| Dataset items |

_ _ _

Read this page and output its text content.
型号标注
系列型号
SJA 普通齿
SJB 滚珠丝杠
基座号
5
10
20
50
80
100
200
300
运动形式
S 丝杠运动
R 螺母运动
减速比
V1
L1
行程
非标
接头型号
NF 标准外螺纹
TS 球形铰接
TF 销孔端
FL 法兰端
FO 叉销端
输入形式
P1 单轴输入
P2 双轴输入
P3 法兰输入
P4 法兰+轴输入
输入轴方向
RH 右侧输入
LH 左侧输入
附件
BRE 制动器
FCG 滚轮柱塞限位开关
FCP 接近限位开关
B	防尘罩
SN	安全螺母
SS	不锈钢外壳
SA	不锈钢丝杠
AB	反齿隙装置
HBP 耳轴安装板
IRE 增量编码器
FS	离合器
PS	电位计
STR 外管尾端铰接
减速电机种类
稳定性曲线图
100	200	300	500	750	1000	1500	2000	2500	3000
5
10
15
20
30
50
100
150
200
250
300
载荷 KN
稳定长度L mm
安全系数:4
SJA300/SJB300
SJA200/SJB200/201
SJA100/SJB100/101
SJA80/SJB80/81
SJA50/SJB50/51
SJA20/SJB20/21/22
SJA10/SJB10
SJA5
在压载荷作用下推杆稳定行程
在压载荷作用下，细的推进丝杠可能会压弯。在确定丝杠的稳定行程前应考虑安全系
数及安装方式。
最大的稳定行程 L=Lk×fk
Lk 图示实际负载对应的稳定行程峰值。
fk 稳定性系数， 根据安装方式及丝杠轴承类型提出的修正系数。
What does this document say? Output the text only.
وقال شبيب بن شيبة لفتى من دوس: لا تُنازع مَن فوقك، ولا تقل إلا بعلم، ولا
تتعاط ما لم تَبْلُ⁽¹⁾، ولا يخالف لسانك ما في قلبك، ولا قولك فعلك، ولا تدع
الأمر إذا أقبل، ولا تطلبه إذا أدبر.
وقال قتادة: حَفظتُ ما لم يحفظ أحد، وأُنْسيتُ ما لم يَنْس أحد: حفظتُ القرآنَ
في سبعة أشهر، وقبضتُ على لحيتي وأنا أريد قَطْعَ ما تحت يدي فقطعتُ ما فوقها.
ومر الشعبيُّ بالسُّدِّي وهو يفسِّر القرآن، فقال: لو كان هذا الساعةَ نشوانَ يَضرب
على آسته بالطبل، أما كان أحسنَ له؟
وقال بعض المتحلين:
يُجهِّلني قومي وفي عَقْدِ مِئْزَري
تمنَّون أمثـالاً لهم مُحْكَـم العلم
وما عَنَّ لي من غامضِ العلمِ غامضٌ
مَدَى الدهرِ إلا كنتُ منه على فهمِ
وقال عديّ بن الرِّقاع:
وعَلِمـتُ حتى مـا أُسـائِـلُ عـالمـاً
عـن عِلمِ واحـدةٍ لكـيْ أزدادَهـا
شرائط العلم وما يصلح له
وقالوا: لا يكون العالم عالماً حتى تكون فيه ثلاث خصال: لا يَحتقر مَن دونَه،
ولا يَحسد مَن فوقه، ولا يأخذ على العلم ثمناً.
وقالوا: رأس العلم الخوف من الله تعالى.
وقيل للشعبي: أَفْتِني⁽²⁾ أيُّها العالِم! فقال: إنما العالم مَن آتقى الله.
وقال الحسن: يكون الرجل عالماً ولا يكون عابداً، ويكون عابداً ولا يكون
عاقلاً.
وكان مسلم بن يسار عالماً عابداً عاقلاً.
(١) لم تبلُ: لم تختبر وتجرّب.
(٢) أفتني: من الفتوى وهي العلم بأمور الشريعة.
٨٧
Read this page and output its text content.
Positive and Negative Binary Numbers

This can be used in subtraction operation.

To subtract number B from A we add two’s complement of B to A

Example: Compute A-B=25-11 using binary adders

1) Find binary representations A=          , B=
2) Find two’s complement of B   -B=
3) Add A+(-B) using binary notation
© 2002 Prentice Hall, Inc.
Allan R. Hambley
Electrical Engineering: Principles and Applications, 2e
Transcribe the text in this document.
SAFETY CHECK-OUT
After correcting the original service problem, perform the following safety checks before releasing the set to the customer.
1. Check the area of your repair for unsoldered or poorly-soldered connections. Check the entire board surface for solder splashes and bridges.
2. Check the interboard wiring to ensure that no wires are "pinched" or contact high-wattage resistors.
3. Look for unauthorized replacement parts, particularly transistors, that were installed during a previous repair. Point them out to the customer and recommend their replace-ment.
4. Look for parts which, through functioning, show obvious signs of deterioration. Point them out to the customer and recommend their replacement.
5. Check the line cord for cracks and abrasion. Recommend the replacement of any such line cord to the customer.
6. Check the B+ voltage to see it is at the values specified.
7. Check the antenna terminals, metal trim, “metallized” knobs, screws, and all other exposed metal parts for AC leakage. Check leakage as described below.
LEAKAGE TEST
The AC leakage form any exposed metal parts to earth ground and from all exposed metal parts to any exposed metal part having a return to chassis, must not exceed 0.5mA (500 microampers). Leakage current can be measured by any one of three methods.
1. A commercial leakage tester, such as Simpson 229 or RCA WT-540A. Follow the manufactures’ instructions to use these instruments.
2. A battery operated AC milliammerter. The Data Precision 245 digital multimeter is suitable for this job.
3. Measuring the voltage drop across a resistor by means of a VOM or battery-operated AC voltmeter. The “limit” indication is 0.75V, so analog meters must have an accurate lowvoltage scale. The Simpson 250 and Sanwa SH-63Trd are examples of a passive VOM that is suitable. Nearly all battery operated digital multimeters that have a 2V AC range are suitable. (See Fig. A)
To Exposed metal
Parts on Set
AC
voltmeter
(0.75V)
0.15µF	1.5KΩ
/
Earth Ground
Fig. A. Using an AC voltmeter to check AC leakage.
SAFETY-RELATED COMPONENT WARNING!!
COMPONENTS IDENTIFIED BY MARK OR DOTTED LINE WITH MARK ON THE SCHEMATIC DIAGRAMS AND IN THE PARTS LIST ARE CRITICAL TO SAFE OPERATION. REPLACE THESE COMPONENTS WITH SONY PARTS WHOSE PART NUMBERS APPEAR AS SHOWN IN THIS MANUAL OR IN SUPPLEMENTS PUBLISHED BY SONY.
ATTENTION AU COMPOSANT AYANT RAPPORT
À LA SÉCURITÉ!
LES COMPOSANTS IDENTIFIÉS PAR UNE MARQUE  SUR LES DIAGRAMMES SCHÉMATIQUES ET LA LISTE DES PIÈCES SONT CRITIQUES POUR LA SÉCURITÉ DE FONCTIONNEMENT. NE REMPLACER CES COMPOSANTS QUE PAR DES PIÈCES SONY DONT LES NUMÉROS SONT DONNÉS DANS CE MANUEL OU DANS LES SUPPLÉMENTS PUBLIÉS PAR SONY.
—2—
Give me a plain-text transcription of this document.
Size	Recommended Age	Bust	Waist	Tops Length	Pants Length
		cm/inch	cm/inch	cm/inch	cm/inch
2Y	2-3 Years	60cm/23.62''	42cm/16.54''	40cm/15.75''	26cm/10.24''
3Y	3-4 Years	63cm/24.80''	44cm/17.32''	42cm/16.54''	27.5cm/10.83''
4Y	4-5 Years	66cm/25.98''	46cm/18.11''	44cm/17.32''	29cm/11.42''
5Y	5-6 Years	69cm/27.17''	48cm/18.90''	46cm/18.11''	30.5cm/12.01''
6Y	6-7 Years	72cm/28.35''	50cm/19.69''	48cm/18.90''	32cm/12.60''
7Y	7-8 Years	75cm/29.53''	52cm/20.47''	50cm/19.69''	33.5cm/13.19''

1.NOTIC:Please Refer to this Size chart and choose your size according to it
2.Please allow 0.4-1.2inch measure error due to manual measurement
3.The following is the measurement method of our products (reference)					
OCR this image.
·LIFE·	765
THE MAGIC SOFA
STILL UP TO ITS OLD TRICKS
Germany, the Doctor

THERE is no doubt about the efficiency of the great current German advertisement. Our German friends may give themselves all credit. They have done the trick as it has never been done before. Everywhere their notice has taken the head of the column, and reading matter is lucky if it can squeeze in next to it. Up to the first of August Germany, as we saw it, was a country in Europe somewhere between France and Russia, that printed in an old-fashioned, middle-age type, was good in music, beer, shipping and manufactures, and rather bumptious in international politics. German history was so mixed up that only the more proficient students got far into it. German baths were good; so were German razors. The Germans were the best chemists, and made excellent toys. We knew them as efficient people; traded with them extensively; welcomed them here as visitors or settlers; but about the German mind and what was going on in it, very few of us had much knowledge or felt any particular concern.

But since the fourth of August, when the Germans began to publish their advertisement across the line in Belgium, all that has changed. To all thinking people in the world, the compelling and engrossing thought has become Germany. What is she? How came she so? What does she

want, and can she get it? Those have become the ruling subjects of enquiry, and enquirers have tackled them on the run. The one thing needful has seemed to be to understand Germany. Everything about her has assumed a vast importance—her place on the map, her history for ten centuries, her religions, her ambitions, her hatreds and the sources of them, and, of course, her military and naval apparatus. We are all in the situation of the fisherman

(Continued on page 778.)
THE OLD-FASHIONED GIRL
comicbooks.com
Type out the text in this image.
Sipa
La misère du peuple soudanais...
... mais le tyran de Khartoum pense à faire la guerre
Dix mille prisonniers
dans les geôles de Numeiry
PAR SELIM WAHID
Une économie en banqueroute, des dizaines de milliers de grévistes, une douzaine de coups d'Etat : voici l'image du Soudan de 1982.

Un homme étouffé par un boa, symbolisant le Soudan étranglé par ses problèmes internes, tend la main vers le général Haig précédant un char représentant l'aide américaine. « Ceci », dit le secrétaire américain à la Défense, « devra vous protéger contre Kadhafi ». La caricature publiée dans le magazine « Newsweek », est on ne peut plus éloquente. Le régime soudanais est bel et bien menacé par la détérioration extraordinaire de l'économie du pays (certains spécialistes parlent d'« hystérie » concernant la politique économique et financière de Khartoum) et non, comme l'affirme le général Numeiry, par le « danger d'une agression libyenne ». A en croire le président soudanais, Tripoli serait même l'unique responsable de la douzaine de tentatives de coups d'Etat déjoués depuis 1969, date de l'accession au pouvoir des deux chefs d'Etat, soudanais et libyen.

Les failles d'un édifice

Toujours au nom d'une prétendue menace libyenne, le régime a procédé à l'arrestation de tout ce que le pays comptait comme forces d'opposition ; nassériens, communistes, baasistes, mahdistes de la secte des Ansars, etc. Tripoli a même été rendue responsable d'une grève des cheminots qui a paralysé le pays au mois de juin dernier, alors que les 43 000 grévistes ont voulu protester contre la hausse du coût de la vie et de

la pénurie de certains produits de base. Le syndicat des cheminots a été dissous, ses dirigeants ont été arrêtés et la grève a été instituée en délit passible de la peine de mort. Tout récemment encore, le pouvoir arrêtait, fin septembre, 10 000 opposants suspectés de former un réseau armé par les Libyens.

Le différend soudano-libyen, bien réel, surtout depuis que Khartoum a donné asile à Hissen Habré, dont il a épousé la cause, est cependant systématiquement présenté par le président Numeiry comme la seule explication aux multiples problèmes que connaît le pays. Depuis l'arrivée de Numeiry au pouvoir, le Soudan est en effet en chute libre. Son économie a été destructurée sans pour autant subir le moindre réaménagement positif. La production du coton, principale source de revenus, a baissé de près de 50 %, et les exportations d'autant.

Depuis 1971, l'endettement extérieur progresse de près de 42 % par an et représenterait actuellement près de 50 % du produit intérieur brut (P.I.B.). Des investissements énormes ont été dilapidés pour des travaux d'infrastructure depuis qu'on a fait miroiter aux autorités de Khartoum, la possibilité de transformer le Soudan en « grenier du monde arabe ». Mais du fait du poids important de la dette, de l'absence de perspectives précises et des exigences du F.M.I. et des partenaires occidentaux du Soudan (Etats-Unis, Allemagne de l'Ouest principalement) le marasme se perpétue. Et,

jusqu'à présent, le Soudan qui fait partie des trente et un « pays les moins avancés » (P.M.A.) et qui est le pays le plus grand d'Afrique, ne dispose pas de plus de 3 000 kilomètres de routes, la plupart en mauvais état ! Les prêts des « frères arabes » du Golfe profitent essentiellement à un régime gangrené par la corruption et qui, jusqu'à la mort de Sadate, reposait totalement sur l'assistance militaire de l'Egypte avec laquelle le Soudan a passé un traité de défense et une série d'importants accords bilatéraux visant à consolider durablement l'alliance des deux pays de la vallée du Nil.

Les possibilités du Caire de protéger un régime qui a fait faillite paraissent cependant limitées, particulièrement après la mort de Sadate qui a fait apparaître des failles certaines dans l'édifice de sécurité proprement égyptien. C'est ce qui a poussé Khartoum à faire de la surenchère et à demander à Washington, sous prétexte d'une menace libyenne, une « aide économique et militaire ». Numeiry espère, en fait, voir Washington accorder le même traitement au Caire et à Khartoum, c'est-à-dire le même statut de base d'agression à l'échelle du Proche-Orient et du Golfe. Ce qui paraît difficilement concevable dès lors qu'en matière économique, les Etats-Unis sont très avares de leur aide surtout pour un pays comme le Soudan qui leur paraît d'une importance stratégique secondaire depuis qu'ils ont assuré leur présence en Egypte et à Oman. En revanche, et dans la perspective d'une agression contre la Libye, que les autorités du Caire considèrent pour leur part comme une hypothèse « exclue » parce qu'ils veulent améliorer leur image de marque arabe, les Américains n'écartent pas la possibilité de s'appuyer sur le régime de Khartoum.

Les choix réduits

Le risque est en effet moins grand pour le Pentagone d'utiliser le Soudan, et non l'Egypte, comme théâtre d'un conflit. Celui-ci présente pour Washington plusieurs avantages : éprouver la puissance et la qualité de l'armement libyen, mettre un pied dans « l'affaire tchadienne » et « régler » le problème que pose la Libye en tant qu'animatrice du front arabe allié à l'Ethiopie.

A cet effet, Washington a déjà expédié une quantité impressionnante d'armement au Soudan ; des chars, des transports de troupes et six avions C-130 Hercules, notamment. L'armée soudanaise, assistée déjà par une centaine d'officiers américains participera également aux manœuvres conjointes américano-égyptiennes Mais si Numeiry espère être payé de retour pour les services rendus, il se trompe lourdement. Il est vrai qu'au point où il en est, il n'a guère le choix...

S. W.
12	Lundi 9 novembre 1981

_ _ _

| Task instructions |
Look through the material and copy each line that has "following".

| Task output |
After correcting the original service problem, perform the following safety checks before releasing the set to the customer.
3.The following is the measurement method of our products (reference)					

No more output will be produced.